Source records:

────────────────────────────────────────

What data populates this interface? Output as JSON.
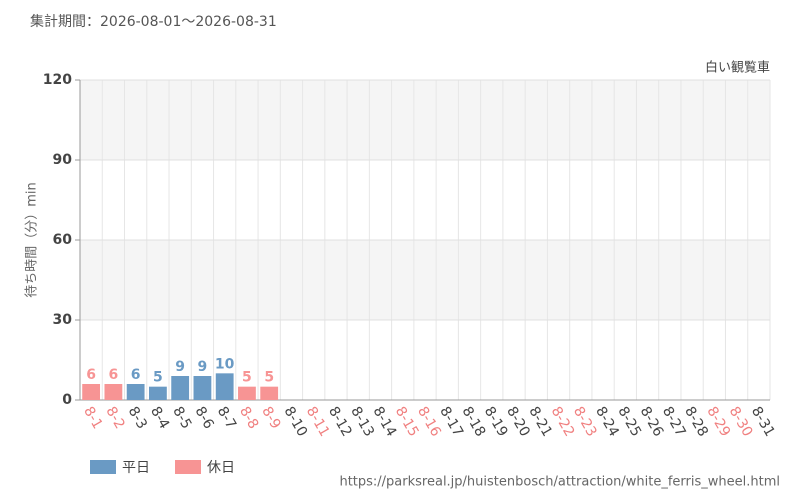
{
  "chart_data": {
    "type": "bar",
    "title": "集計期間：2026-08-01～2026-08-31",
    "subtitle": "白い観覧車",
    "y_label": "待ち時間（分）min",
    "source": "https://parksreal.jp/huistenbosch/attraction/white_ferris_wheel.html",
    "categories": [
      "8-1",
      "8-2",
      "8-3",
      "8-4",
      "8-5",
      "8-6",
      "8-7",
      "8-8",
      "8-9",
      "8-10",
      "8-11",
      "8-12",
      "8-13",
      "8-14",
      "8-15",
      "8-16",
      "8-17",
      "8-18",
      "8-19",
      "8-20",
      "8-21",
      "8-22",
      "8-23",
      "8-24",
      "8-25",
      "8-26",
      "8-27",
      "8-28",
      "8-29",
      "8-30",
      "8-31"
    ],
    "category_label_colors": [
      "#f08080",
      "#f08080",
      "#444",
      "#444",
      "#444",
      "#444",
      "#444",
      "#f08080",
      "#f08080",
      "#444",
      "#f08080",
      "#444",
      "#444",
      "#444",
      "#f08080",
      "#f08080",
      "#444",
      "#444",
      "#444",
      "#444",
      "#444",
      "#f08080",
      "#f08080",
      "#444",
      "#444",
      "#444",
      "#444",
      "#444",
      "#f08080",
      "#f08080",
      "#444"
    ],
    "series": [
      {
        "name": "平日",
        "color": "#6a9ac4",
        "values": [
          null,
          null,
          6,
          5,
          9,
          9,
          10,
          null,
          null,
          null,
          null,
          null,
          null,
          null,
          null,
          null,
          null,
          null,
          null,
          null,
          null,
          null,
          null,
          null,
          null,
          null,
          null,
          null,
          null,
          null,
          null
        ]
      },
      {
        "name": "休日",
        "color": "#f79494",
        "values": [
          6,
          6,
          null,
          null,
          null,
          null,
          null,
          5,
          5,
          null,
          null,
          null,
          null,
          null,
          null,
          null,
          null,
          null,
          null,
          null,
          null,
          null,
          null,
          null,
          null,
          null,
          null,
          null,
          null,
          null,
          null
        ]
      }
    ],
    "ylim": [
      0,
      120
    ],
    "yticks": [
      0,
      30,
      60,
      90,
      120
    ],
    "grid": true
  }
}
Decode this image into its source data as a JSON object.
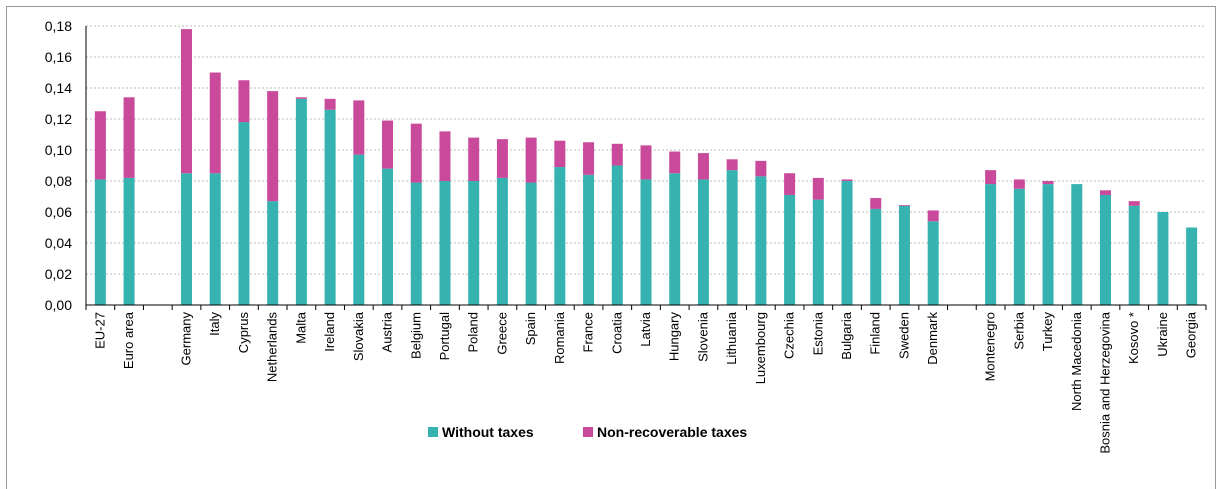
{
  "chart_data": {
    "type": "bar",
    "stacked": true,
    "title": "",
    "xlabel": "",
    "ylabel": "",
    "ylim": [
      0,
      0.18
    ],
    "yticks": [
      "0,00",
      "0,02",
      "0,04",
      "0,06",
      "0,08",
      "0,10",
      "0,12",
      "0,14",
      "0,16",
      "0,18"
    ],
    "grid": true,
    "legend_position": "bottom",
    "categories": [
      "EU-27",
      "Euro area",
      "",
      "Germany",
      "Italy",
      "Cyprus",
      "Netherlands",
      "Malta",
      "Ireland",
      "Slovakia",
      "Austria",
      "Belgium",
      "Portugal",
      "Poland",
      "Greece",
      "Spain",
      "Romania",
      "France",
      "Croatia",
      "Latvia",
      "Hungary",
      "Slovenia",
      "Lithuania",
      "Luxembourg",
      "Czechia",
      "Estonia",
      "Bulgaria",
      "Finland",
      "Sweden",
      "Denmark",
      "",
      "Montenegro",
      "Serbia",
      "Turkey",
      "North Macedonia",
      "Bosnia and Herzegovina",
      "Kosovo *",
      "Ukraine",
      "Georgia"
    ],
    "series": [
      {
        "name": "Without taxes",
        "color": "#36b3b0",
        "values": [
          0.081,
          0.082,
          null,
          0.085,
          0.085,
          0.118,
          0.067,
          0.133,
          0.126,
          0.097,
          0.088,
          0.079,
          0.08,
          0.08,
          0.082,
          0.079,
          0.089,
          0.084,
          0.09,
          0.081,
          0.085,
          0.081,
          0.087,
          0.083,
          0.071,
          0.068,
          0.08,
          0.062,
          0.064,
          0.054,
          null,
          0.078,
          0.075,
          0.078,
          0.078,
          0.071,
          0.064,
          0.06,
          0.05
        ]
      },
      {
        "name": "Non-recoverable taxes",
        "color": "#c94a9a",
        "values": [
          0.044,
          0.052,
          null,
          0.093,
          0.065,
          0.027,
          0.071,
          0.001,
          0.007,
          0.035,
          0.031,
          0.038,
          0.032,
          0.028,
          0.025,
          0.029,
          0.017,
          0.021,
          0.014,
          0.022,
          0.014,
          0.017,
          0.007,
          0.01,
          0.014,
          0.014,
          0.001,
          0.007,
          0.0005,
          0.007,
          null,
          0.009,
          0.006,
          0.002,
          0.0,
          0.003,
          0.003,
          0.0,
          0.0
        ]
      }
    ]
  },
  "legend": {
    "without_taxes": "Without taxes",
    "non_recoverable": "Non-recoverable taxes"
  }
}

────────────────────────────────────────

Pictures don't belong in the copy. Restate all the entries exactly.

#### [Written solution]
What data populates this interface? Output as JSON.
{
  "chart_data": {
    "type": "bar",
    "title": "集計期間：2026-08-01～2026-08-31",
    "subtitle": "白い観覧車",
    "y_label": "待ち時間（分）min",
    "source": "https://parksreal.jp/huistenbosch/attraction/white_ferris_wheel.html",
    "categories": [
      "8-1",
      "8-2",
      "8-3",
      "8-4",
      "8-5",
      "8-6",
      "8-7",
      "8-8",
      "8-9",
      "8-10",
      "8-11",
      "8-12",
      "8-13",
      "8-14",
      "8-15",
      "8-16",
      "8-17",
      "8-18",
      "8-19",
      "8-20",
      "8-21",
      "8-22",
      "8-23",
      "8-24",
      "8-25",
      "8-26",
      "8-27",
      "8-28",
      "8-29",
      "8-30",
      "8-31"
    ],
    "category_label_colors": [
      "#f08080",
      "#f08080",
      "#444",
      "#444",
      "#444",
      "#444",
      "#444",
      "#f08080",
      "#f08080",
      "#444",
      "#f08080",
      "#444",
      "#444",
      "#444",
      "#f08080",
      "#f08080",
      "#444",
      "#444",
      "#444",
      "#444",
      "#444",
      "#f08080",
      "#f08080",
      "#444",
      "#444",
      "#444",
      "#444",
      "#444",
      "#f08080",
      "#f08080",
      "#444"
    ],
    "series": [
      {
        "name": "平日",
        "color": "#6a9ac4",
        "values": [
          null,
          null,
          6,
          5,
          9,
          9,
          10,
          null,
          null,
          null,
          null,
          null,
          null,
          null,
          null,
          null,
          null,
          null,
          null,
          null,
          null,
          null,
          null,
          null,
          null,
          null,
          null,
          null,
          null,
          null,
          null
        ]
      },
      {
        "name": "休日",
        "color": "#f79494",
        "values": [
          6,
          6,
          null,
          null,
          null,
          null,
          null,
          5,
          5,
          null,
          null,
          null,
          null,
          null,
          null,
          null,
          null,
          null,
          null,
          null,
          null,
          null,
          null,
          null,
          null,
          null,
          null,
          null,
          null,
          null,
          null
        ]
      }
    ],
    "ylim": [
      0,
      120
    ],
    "yticks": [
      0,
      30,
      60,
      90,
      120
    ],
    "grid": true
  }
}
Decode this image into its source data as a JSON object.
{
  "chart_data": {
    "type": "bar",
    "stacked": true,
    "title": "",
    "xlabel": "",
    "ylabel": "",
    "ylim": [
      0,
      0.18
    ],
    "yticks": [
      "0,00",
      "0,02",
      "0,04",
      "0,06",
      "0,08",
      "0,10",
      "0,12",
      "0,14",
      "0,16",
      "0,18"
    ],
    "grid": true,
    "legend_position": "bottom",
    "categories": [
      "EU-27",
      "Euro area",
      "",
      "Germany",
      "Italy",
      "Cyprus",
      "Netherlands",
      "Malta",
      "Ireland",
      "Slovakia",
      "Austria",
      "Belgium",
      "Portugal",
      "Poland",
      "Greece",
      "Spain",
      "Romania",
      "France",
      "Croatia",
      "Latvia",
      "Hungary",
      "Slovenia",
      "Lithuania",
      "Luxembourg",
      "Czechia",
      "Estonia",
      "Bulgaria",
      "Finland",
      "Sweden",
      "Denmark",
      "",
      "Montenegro",
      "Serbia",
      "Turkey",
      "North Macedonia",
      "Bosnia and Herzegovina",
      "Kosovo *",
      "Ukraine",
      "Georgia"
    ],
    "series": [
      {
        "name": "Without taxes",
        "color": "#36b3b0",
        "values": [
          0.081,
          0.082,
          null,
          0.085,
          0.085,
          0.118,
          0.067,
          0.133,
          0.126,
          0.097,
          0.088,
          0.079,
          0.08,
          0.08,
          0.082,
          0.079,
          0.089,
          0.084,
          0.09,
          0.081,
          0.085,
          0.081,
          0.087,
          0.083,
          0.071,
          0.068,
          0.08,
          0.062,
          0.064,
          0.054,
          null,
          0.078,
          0.075,
          0.078,
          0.078,
          0.071,
          0.064,
          0.06,
          0.05
        ]
      },
      {
        "name": "Non-recoverable taxes",
        "color": "#c94a9a",
        "values": [
          0.044,
          0.052,
          null,
          0.093,
          0.065,
          0.027,
          0.071,
          0.001,
          0.007,
          0.035,
          0.031,
          0.038,
          0.032,
          0.028,
          0.025,
          0.029,
          0.017,
          0.021,
          0.014,
          0.022,
          0.014,
          0.017,
          0.007,
          0.01,
          0.014,
          0.014,
          0.001,
          0.007,
          0.0005,
          0.007,
          null,
          0.009,
          0.006,
          0.002,
          0.0,
          0.003,
          0.003,
          0.0,
          0.0
        ]
      }
    ]
  },
  "legend": {
    "without_taxes": "Without taxes",
    "non_recoverable": "Non-recoverable taxes"
  }
}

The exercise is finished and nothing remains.